Reproduce this listing in full.

-- BEGIN RECORDS SHOWN --

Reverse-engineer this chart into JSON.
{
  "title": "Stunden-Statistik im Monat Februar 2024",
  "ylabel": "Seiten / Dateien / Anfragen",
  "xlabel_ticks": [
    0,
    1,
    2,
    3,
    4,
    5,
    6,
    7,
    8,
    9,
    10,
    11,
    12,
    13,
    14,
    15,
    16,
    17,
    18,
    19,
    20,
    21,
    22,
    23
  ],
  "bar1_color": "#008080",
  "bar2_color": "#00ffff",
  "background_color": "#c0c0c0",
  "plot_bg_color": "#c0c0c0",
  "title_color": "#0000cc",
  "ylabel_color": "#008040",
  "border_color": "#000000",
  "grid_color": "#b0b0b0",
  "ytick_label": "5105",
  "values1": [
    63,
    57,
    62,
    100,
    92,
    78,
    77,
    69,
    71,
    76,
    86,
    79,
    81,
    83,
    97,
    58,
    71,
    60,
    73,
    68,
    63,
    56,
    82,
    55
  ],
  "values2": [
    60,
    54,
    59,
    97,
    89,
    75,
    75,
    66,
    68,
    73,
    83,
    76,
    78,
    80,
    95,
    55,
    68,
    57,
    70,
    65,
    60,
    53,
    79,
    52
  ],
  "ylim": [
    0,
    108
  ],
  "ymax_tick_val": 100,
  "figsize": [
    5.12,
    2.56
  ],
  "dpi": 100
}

-- END RECORDS SHOWN --

■ **TASK ANSWER**
Reverse-engineer this chart into JSON.
{
  "title": "Stunden-Statistik im Monat Februar 2024",
  "ylabel": "Seiten / Dateien / Anfragen",
  "xlabel_ticks": [
    0,
    1,
    2,
    3,
    4,
    5,
    6,
    7,
    8,
    9,
    10,
    11,
    12,
    13,
    14,
    15,
    16,
    17,
    18,
    19,
    20,
    21,
    22,
    23
  ],
  "bar1_color": "#008080",
  "bar2_color": "#00ffff",
  "background_color": "#c0c0c0",
  "plot_bg_color": "#c0c0c0",
  "title_color": "#0000cc",
  "ylabel_color": "#008040",
  "border_color": "#000000",
  "grid_color": "#b0b0b0",
  "ytick_label": "5105",
  "values1": [
    63,
    57,
    62,
    100,
    92,
    78,
    77,
    69,
    71,
    76,
    86,
    79,
    81,
    83,
    97,
    58,
    71,
    60,
    73,
    68,
    63,
    56,
    82,
    55
  ],
  "values2": [
    60,
    54,
    59,
    97,
    89,
    75,
    75,
    66,
    68,
    73,
    83,
    76,
    78,
    80,
    95,
    55,
    68,
    57,
    70,
    65,
    60,
    53,
    79,
    52
  ],
  "ylim": [
    0,
    108
  ],
  "ymax_tick_val": 100,
  "figsize": [
    5.12,
    2.56
  ],
  "dpi": 100
}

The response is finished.